# Text extract
Schema compatibility service

The SchemaCompatibilityService detects record format types and generates migration hints for ATProto records. It ensures Chive accepts both legacy and current formats while informing clients about available updates.

Overview

ATProto records evolve over time. As Chive adds features like rich text formatting, older records may use outdated field formats. The schema compatibility service:

Detects field formats in incoming records
Identifies fields using legacy formats
Generates migration hints for clients
Maintains forward compatibility (accepts both old and new formats)

Format types

AbstractFormat

Detects the format of abstract fields in eprint records.

Format	Description	Current
`string`	Plain text string (legacy)	No
`rich-text-array`	Array of RichTextItem objects	Yes
`empty`	Missing or null value	Yes
`invalid`	Unexpected type	No

TitleFormat

Detects the format of title fields, including whether a titleRich array is needed.

# Data lines
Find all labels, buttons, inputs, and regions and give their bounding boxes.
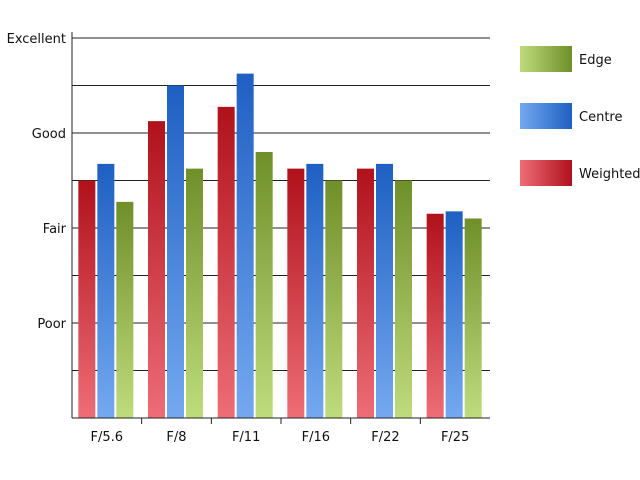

# Short task 1
In the schema compatibility text, which abstract format is described as a plain text string (legacy)?
# Short task 2
List every format the schema compatibility text gives for abstract fields in eprint records.
The lines come from a different source than the schema compatibility text.

# Reply 1
`string`

# Reply 2
`string`, `rich-text-array`, `empty`, `invalid`